Please read the election article and answer: how many of the Landtag's seats did the Oberland constituency elect?

*** SOURCE ***

1978 Liechtenstein general election
- 15 seats in the Landtag 8 seats needed for a majority
- Turnout: 95.72% (▼0.38pp)
- This lists parties that won seats. See the complete results below.
| Party |  | Leader | Vote % | Seats | +/– |
|  | FBP | Walter Kieber | 50.85 | 7 | −1 |
|  | VU | Hans Brunhart | 49.15 | 8 | +1 |
- Results by constituency
| Prime Minister before | Prime Minister after |
| Walter Kieber FBP | Hans Brunhart VU |

= 1978 Liechtenstein general election =

General elections were held in Liechtenstein on 3 February 1978. The result was a victory for the Patriotic Union, which won 8 of the 15 seats in the Landtag, despite the Progressive Citizens' Party receiving more votes. Voter turnout was 95.7%, although only male citizens were allowed to vote.

== Electoral system ==
The 15 members of the Landtag were elected by open list proportional representation from two constituencies, Oberland with 9 seats and Unterland with 6 seats. Only parties and lists with more than 8% of the votes cast in each constituency were eligible to win seats in the Landtag. Only male citizens aged 20 or above were eligible to vote.

*** RECORDED INFORMATION ***

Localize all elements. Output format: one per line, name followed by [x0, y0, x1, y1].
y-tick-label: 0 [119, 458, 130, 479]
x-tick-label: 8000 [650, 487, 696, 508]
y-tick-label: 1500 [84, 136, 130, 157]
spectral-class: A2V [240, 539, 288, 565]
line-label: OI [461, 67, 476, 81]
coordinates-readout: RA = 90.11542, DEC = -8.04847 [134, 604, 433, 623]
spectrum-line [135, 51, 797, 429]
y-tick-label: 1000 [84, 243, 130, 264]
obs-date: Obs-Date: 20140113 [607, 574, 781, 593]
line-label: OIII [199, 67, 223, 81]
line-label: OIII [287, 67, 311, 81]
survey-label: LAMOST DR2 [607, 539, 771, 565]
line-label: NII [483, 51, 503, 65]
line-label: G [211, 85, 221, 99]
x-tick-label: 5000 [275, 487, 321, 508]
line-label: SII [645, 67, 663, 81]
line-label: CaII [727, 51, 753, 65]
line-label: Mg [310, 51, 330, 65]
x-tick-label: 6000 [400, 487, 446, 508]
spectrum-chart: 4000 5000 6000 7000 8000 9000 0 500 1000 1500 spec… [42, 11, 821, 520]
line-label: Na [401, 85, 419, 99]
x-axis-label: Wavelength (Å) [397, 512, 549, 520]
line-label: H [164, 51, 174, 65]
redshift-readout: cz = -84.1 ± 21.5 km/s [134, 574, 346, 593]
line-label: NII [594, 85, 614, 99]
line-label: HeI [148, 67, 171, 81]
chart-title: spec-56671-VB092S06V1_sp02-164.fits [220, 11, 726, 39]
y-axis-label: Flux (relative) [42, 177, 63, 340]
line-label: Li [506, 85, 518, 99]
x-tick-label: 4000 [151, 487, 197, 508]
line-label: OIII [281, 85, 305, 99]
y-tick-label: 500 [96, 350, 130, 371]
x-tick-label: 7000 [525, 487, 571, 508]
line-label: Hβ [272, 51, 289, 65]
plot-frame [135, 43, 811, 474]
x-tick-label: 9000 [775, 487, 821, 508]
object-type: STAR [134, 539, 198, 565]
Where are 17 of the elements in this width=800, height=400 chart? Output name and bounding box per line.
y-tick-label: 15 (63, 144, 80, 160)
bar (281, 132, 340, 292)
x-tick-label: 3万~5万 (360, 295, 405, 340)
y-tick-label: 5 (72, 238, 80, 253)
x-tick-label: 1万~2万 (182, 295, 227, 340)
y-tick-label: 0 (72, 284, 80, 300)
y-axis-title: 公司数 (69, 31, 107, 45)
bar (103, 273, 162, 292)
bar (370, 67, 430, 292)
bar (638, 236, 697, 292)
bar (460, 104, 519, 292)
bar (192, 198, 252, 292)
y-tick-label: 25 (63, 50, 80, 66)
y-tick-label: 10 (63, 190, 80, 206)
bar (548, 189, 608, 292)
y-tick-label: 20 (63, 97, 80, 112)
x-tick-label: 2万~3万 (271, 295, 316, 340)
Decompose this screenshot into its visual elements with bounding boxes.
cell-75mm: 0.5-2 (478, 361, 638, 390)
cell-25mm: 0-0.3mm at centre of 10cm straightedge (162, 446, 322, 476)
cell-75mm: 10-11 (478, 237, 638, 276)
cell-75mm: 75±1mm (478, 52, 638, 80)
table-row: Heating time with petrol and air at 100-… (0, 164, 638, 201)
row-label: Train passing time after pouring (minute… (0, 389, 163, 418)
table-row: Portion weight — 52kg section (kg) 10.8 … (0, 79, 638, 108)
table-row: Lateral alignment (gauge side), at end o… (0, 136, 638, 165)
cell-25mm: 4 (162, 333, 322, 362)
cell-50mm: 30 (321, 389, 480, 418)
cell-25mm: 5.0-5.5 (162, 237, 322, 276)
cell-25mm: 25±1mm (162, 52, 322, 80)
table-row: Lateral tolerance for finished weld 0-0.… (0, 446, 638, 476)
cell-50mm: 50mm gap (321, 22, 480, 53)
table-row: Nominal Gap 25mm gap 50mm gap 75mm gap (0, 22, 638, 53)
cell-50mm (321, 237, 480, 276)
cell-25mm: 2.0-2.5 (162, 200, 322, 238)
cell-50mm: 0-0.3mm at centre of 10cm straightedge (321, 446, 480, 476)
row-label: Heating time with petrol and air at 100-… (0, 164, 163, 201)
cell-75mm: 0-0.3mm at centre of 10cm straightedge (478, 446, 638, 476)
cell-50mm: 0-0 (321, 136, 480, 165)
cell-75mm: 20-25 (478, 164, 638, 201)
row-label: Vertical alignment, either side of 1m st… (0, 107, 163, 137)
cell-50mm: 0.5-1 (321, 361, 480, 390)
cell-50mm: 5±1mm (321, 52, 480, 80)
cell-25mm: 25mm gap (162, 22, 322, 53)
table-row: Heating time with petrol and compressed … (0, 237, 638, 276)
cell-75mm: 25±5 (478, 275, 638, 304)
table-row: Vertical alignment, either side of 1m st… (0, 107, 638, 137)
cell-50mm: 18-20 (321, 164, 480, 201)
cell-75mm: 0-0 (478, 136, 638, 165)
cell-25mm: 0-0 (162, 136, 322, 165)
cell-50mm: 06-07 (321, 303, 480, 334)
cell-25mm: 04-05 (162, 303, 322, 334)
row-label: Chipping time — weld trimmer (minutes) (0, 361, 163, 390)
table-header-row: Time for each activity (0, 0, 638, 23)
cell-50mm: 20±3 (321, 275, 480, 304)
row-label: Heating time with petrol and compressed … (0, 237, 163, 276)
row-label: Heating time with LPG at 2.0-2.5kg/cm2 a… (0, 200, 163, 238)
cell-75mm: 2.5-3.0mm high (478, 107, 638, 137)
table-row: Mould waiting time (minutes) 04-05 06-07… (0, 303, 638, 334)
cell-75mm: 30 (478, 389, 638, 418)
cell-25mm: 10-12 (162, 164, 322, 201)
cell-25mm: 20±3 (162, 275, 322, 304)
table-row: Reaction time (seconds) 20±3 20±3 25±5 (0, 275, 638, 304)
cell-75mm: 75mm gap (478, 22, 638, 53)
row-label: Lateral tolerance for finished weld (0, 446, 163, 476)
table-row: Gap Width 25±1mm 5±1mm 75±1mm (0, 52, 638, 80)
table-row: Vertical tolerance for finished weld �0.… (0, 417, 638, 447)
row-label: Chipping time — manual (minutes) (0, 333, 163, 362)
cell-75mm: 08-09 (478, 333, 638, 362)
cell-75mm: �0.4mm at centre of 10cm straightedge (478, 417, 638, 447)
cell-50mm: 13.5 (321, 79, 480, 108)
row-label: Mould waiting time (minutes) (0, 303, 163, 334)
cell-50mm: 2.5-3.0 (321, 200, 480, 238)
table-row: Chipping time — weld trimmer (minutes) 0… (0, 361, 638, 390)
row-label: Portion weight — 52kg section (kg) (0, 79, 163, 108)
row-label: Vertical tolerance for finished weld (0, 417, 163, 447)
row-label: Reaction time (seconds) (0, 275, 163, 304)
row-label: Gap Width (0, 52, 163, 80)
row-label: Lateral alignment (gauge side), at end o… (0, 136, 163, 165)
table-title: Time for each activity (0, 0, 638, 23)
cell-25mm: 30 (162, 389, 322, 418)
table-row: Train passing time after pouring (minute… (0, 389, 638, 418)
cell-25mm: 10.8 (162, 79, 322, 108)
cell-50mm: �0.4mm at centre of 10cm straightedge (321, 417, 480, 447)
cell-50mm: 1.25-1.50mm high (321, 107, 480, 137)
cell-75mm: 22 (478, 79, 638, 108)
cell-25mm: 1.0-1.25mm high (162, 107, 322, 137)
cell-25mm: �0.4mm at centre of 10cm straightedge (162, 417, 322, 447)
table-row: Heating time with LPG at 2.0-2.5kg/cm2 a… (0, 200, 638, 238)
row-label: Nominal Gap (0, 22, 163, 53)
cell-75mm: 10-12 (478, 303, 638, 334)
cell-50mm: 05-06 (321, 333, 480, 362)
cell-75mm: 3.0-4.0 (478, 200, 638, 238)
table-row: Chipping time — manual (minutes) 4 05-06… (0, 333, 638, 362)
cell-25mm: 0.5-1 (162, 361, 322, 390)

***

RESULT OF THIS EXERCISE: 9 seats